▸ **GIVEN EXERCISE**
Would you restate all the data that follows, word for word?
+++ DATA TO USE +++
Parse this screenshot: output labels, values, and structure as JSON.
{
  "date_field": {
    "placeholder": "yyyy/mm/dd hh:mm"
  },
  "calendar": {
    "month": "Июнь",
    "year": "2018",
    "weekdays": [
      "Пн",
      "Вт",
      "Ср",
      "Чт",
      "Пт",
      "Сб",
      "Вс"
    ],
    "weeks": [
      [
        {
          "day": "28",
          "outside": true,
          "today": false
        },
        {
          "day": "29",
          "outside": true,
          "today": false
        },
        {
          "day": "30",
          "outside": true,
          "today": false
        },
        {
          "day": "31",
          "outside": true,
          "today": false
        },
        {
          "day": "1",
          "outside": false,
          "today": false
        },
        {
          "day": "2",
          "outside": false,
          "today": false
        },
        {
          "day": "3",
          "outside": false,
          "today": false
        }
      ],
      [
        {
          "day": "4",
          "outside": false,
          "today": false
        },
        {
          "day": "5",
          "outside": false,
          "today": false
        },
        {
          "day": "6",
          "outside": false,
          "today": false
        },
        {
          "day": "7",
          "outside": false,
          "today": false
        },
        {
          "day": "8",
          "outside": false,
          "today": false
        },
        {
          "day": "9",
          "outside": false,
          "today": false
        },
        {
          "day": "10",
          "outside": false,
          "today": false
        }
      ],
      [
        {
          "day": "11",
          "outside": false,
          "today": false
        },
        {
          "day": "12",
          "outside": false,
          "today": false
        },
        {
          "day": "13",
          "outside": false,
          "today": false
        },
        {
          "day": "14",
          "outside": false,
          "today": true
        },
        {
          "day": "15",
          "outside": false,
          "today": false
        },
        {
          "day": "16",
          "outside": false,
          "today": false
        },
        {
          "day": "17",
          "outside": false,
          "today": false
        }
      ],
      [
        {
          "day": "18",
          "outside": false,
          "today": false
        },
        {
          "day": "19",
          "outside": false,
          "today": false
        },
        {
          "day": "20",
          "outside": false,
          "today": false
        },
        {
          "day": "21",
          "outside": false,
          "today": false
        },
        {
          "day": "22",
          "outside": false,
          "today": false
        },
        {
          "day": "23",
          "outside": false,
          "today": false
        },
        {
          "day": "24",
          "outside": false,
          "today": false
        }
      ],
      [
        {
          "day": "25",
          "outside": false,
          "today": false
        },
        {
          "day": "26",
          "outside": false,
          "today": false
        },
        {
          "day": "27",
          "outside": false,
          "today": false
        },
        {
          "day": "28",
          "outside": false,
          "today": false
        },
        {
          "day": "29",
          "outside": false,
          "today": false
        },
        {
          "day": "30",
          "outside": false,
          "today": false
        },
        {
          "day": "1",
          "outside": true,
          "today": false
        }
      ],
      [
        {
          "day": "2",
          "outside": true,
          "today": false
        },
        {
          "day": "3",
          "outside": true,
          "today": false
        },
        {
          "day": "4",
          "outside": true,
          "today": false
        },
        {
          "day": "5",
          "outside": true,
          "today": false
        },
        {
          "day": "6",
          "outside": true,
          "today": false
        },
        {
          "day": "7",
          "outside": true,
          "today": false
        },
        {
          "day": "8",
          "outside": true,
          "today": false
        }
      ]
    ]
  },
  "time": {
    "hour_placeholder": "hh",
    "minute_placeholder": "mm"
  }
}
+++
▸ **EXERCISE SOLUTION**
Parse this screenshot: output labels, values, and structure as JSON.
{
  "date_field": {
    "placeholder": "yyyy/mm/dd hh:mm"
  },
  "calendar": {
    "month": "Июнь",
    "year": "2018",
    "weekdays": [
      "Пн",
      "Вт",
      "Ср",
      "Чт",
      "Пт",
      "Сб",
      "Вс"
    ],
    "weeks": [
      [
        {
          "day": "28",
          "outside": true,
          "today": false
        },
        {
          "day": "29",
          "outside": true,
          "today": false
        },
        {
          "day": "30",
          "outside": true,
          "today": false
        },
        {
          "day": "31",
          "outside": true,
          "today": false
        },
        {
          "day": "1",
          "outside": false,
          "today": false
        },
        {
          "day": "2",
          "outside": false,
          "today": false
        },
        {
          "day": "3",
          "outside": false,
          "today": false
        }
      ],
      [
        {
          "day": "4",
          "outside": false,
          "today": false
        },
        {
          "day": "5",
          "outside": false,
          "today": false
        },
        {
          "day": "6",
          "outside": false,
          "today": false
        },
        {
          "day": "7",
          "outside": false,
          "today": false
        },
        {
          "day": "8",
          "outside": false,
          "today": false
        },
        {
          "day": "9",
          "outside": false,
          "today": false
        },
        {
          "day": "10",
          "outside": false,
          "today": false
        }
      ],
      [
        {
          "day": "11",
          "outside": false,
          "today": false
        },
        {
          "day": "12",
          "outside": false,
          "today": false
        },
        {
          "day": "13",
          "outside": false,
          "today": false
        },
        {
          "day": "14",
          "outside": false,
          "today": true
        },
        {
          "day": "15",
          "outside": false,
          "today": false
        },
        {
          "day": "16",
          "outside": false,
          "today": false
        },
        {
          "day": "17",
          "outside": false,
          "today": false
        }
      ],
      [
        {
          "day": "18",
          "outside": false,
          "today": false
        },
        {
          "day": "19",
          "outside": false,
          "today": false
        },
        {
          "day": "20",
          "outside": false,
          "today": false
        },
        {
          "day": "21",
          "outside": false,
          "today": false
        },
        {
          "day": "22",
          "outside": false,
          "today": false
        },
        {
          "day": "23",
          "outside": false,
          "today": false
        },
        {
          "day": "24",
          "outside": false,
          "today": false
        }
      ],
      [
        {
          "day": "25",
          "outside": false,
          "today": false
        },
        {
          "day": "26",
          "outside": false,
          "today": false
        },
        {
          "day": "27",
          "outside": false,
          "today": false
        },
        {
          "day": "28",
          "outside": false,
          "today": false
        },
        {
          "day": "29",
          "outside": false,
          "today": false
        },
        {
          "day": "30",
          "outside": false,
          "today": false
        },
        {
          "day": "1",
          "outside": true,
          "today": false
        }
      ],
      [
        {
          "day": "2",
          "outside": true,
          "today": false
        },
        {
          "day": "3",
          "outside": true,
          "today": false
        },
        {
          "day": "4",
          "outside": true,
          "today": false
        },
        {
          "day": "5",
          "outside": true,
          "today": false
        },
        {
          "day": "6",
          "outside": true,
          "today": false
        },
        {
          "day": "7",
          "outside": true,
          "today": false
        },
        {
          "day": "8",
          "outside": true,
          "today": false
        }
      ]
    ]
  },
  "time": {
    "hour_placeholder": "hh",
    "minute_placeholder": "mm"
  }
}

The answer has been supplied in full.